- Task goal
Your answer is a single number: how many lines hold the word "Voltage"?
begin Records supplied
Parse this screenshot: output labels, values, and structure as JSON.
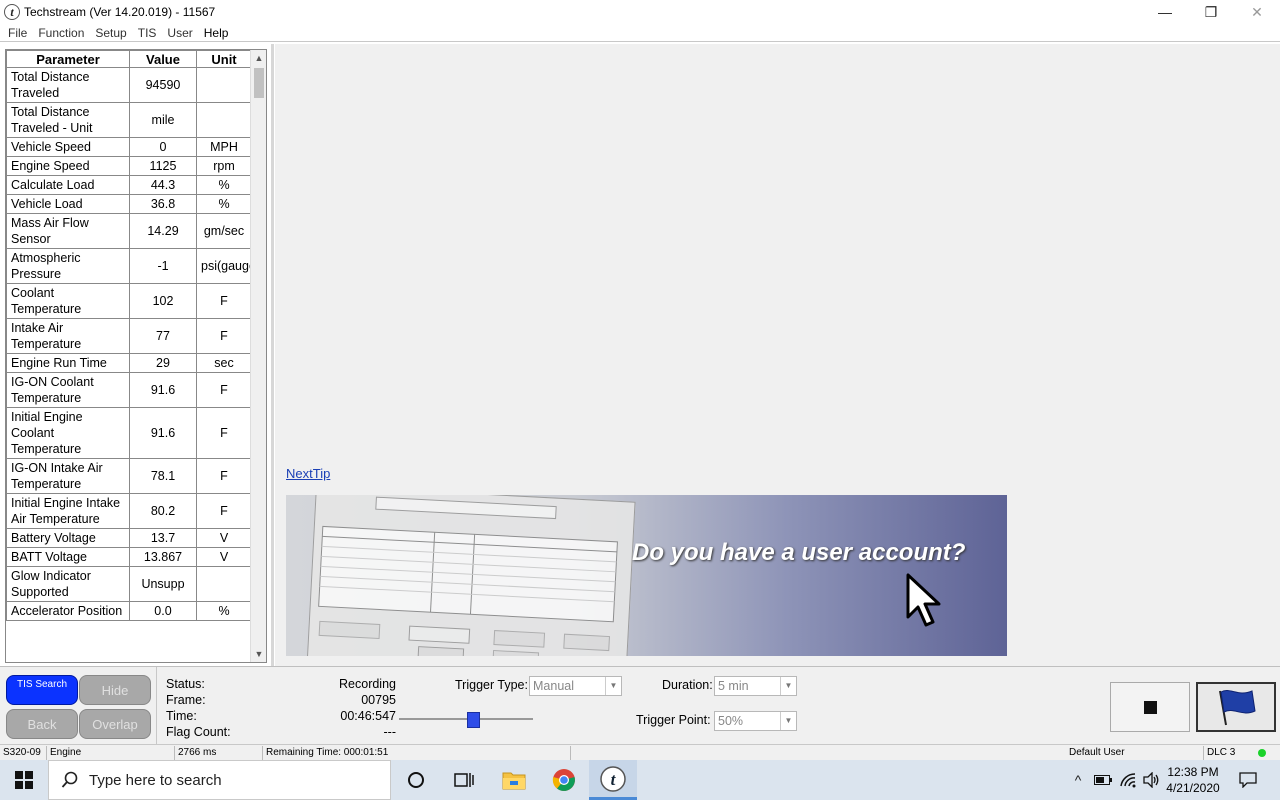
{
  "window": {
    "title": "Techstream (Ver 14.20.019) - 11567",
    "app_icon_glyph": "t",
    "controls": {
      "minimize": "—",
      "restore": "❐",
      "close": "✕"
    }
  },
  "menu": [
    "File",
    "Function",
    "Setup",
    "TIS",
    "User",
    "Help"
  ],
  "table": {
    "headers": {
      "parameter": "Parameter",
      "value": "Value",
      "unit": "Unit"
    },
    "rows": [
      {
        "parameter": "Total Distance Traveled",
        "value": "94590",
        "unit": ""
      },
      {
        "parameter": "Total Distance Traveled - Unit",
        "value": "mile",
        "unit": ""
      },
      {
        "parameter": "Vehicle Speed",
        "value": "0",
        "unit": "MPH"
      },
      {
        "parameter": "Engine Speed",
        "value": "1125",
        "unit": "rpm"
      },
      {
        "parameter": "Calculate Load",
        "value": "44.3",
        "unit": "%"
      },
      {
        "parameter": "Vehicle Load",
        "value": "36.8",
        "unit": "%"
      },
      {
        "parameter": "Mass Air Flow Sensor",
        "value": "14.29",
        "unit": "gm/sec"
      },
      {
        "parameter": "Atmospheric Pressure",
        "value": "-1",
        "unit": "psi(gauge)"
      },
      {
        "parameter": "Coolant Temperature",
        "value": "102",
        "unit": "F"
      },
      {
        "parameter": "Intake Air Temperature",
        "value": "77",
        "unit": "F"
      },
      {
        "parameter": "Engine Run Time",
        "value": "29",
        "unit": "sec"
      },
      {
        "parameter": "IG-ON Coolant Temperature",
        "value": "91.6",
        "unit": "F"
      },
      {
        "parameter": "Initial Engine Coolant Temperature",
        "value": "91.6",
        "unit": "F"
      },
      {
        "parameter": "IG-ON Intake Air Temperature",
        "value": "78.1",
        "unit": "F"
      },
      {
        "parameter": "Initial Engine Intake Air Temperature",
        "value": "80.2",
        "unit": "F"
      },
      {
        "parameter": "Battery Voltage",
        "value": "13.7",
        "unit": "V"
      },
      {
        "parameter": "BATT Voltage",
        "value": "13.867",
        "unit": "V"
      },
      {
        "parameter": "Glow Indicator Supported",
        "value": "Unsupp",
        "unit": ""
      },
      {
        "parameter": "Accelerator Position",
        "value": "0.0",
        "unit": "%"
      }
    ]
  },
  "tips": {
    "next_tip": "NextTip",
    "banner_text": "Do you have a user account?"
  },
  "controls": {
    "tis_search": "TIS Search",
    "hide": "Hide",
    "back": "Back",
    "overlap": "Overlap",
    "status_label": "Status:",
    "frame_label": "Frame:",
    "time_label": "Time:",
    "flag_count_label": "Flag Count:",
    "status_value": "Recording",
    "frame_value": "00795",
    "time_value": "00:46:547",
    "flag_count_value": "---",
    "trigger_type_label": "Trigger Type:",
    "trigger_type_value": "Manual",
    "duration_label": "Duration:",
    "duration_value": "5 min",
    "trigger_point_label": "Trigger Point:",
    "trigger_point_value": "50%",
    "playback_position": 0.56
  },
  "statusbar": {
    "code": "S320-09",
    "system": "Engine",
    "interval": "2766 ms",
    "remaining": "Remaining Time: 000:01:51",
    "user": "Default User",
    "connector": "DLC 3"
  },
  "taskbar": {
    "search_placeholder": "Type here to search",
    "time": "12:38 PM",
    "date": "4/21/2020"
  },
  "colors": {
    "tis_button": "#0b33ff",
    "link": "#1a3fb5",
    "led": "#1ad22a",
    "slider_thumb": "#2e4de8"
  }
}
end Records supplied
- Reply to the task
2